Aim: Go through the listing below and gather every line with the word "yeniden".

Records shown:
◆ ◆ ◆

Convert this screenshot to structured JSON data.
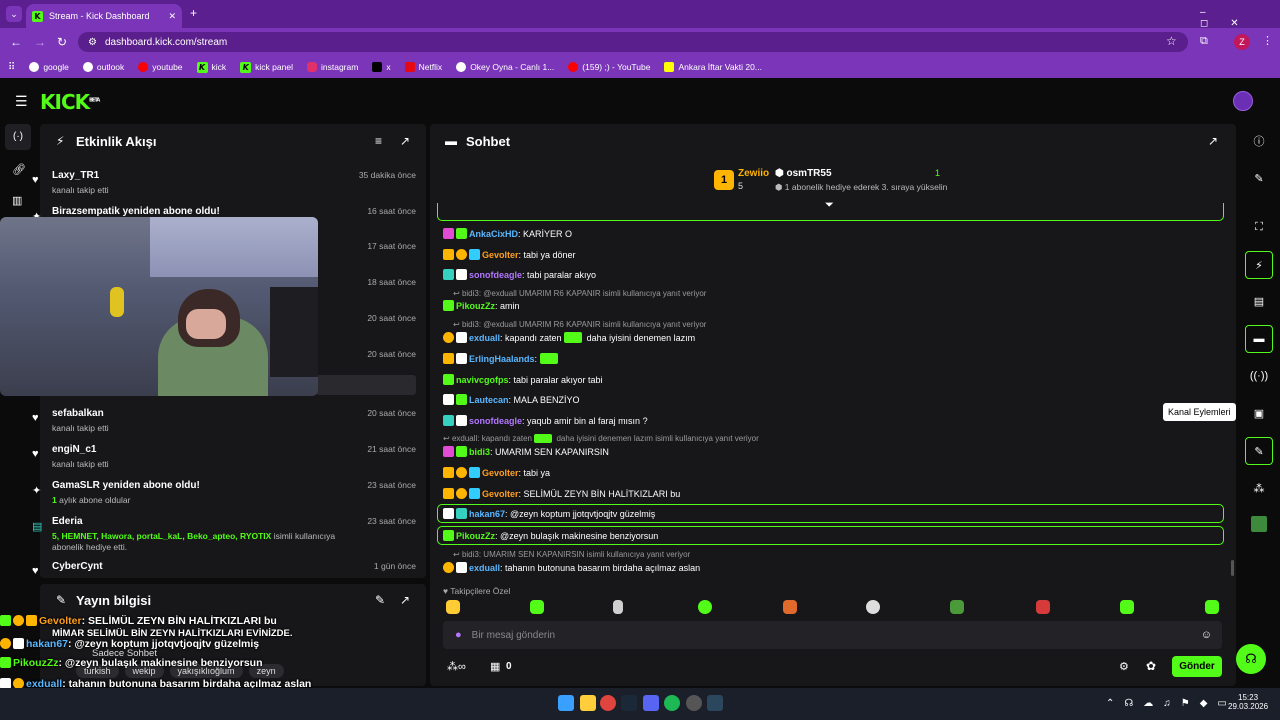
{
  "browser": {
    "tab_title": "Stream - Kick Dashboard",
    "url": "dashboard.kick.com/stream",
    "avatar_letter": "Z",
    "bookmarks": [
      "google",
      "outlook",
      "youtube",
      "kick",
      "kick panel",
      "instagram",
      "x",
      "Netflix",
      "Okey Oyna - Canlı 1...",
      "(159) ;) - YouTube",
      "Ankara İftar Vakti 20..."
    ]
  },
  "brand": {
    "logo": "KICK",
    "beta": "BETA",
    "accent": "#53fc18"
  },
  "activity": {
    "title": "Etkinlik Akışı",
    "items": [
      {
        "name": "Laxy_TR1",
        "sub": "kanalı takip etti",
        "time": "35 dakika önce",
        "icon": "heart-icon"
      },
      {
        "name": "Birazsempatik yeniden abone oldu!",
        "sub": "",
        "time": "16 saat önce",
        "icon": "sparkle-icon"
      },
      {
        "name": "",
        "sub": "",
        "time": "17 saat önce",
        "icon": ""
      },
      {
        "name": "",
        "sub": "",
        "time": "18 saat önce",
        "icon": ""
      },
      {
        "name": "",
        "sub": "",
        "time": "20 saat önce",
        "icon": ""
      },
      {
        "name": "",
        "sub": "",
        "time": "20 saat önce",
        "icon": ""
      },
      {
        "name": "sefabalkan",
        "sub": "kanalı takip etti",
        "time": "20 saat önce",
        "icon": "heart-icon"
      },
      {
        "name": "engiN_c1",
        "sub": "kanalı takip etti",
        "time": "21 saat önce",
        "icon": "heart-icon"
      },
      {
        "name": "GamaSLR yeniden abone oldu!",
        "sub_num": "1",
        "sub": "aylık abone oldular",
        "time": "23 saat önce",
        "icon": "sparkle-icon"
      },
      {
        "name": "Ederia",
        "sub": "isimli kullanıcıya abonelik hediye etti.",
        "time": "23 saat önce",
        "icon": "gift-icon",
        "gift_to": "5, HEMNET, Hawora, portaL_kaL, Beko_apteo, RYOTIX"
      },
      {
        "name": "CyberCynt",
        "sub": "",
        "time": "1 gün önce",
        "icon": "heart-icon"
      }
    ]
  },
  "stream_info": {
    "title": "Yayın bilgisi",
    "mode": "Sadece Sohbet",
    "tags": [
      "turkish",
      "wekip",
      "yakışıklıoğlum",
      "zeyn"
    ]
  },
  "chat": {
    "title": "Sohbet",
    "gift_leader": {
      "user1": "Zewiio",
      "user1_count": "5",
      "rank": "1",
      "user2": "osmTR55",
      "user2_count": "1",
      "message": "1 abonelik hediye ederek 3. sıraya yükselin"
    },
    "messages": [
      {
        "user": "AnkaCixHD",
        "color": "#59b7ff",
        "text": ": KARİYER O"
      },
      {
        "user": "Gevolter",
        "color": "#ff9f1a",
        "text": ": tabi ya döner"
      },
      {
        "user": "sonofdeagle",
        "color": "#b276ff",
        "text": ": tabi paralar akıyo"
      },
      {
        "reply": "bidi3: @exduall UMARIM R6 KAPANIR isimli kullanıcıya yanıt veriyor"
      },
      {
        "user": "PikouzZz",
        "color": "#53fc18",
        "text": ": amin"
      },
      {
        "reply": "bidi3: @exduall UMARIM R6 KAPANIR isimli kullanıcıya yanıt veriyor"
      },
      {
        "user": "exduall",
        "color": "#59b7ff",
        "text": ": kapandı zaten",
        "text2": "daha iyisini denemen lazım"
      },
      {
        "user": "ErlingHaalands",
        "color": "#59b7ff",
        "text": ":"
      },
      {
        "user": "navivcgofps",
        "color": "#53fc18",
        "text": ": tabi paralar akıyor tabi"
      },
      {
        "user": "Lautecan",
        "color": "#59b7ff",
        "text": ": MALA BENZİYO"
      },
      {
        "user": "sonofdeagle",
        "color": "#b276ff",
        "text": ": yaqub amir bin al faraj mısın ?"
      },
      {
        "reply": "exduall: kapandı zaten",
        "reply2": "daha iyisini denemen lazım isimli kullanıcıya yanıt veriyor"
      },
      {
        "user": "bidi3",
        "color": "#53fc18",
        "text": ": UMARIM SEN KAPANIRSIN"
      },
      {
        "user": "Gevolter",
        "color": "#ff9f1a",
        "text": ": tabi ya"
      },
      {
        "user": "Gevolter",
        "color": "#ff9f1a",
        "text": ": SELİMÜL ZEYN BİN HALİTKIZLARI bu"
      },
      {
        "user": "hakan67",
        "color": "#59b7ff",
        "text": ": @zeyn koptum jjotqvtjoqjtv güzelmiş"
      },
      {
        "user": "PikouzZz",
        "color": "#53fc18",
        "text": ": @zeyn bulaşık makinesine benziyorsun"
      },
      {
        "reply": "bidi3: UMARIM SEN KAPANIRSIN isimli kullanıcıya yanıt veriyor"
      },
      {
        "user": "exduall",
        "color": "#59b7ff",
        "text": ": tahanın butonuna basarım birdaha açılmaz aslan"
      }
    ],
    "followers_label": "Takipçilere Özel",
    "input_placeholder": "Bir mesaj gönderin",
    "points": "0",
    "send_label": "Gönder"
  },
  "sidebar": {
    "tooltip": "Kanal Eylemleri"
  },
  "overlay": {
    "lines": [
      {
        "user": "Gevolter",
        "text": ": SELİMÜL ZEYN BİN HALİTKIZLARI bu"
      },
      {
        "user": "",
        "text": "MİMAR SELİMÜL BİN ZEYN HALİTKIZLARI EVİNİZDE."
      },
      {
        "user": "hakan67",
        "text": ": @zeyn koptum jjotqvtjoqjtv güzelmiş"
      },
      {
        "user": "PikouzZz",
        "text": ": @zeyn bulaşık makinesine benziyorsun"
      },
      {
        "user": "exduall",
        "text": ": tahanın butonuna basarım birdaha açılmaz aslan"
      }
    ]
  },
  "taskbar": {
    "time": "15:23",
    "date": "29.03.2026"
  }
}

◆ ◆ ◆

Complete response:
        "name": "Birazsempatik yeniden abone oldu!",
        "name": "GamaSLR yeniden abone oldu!",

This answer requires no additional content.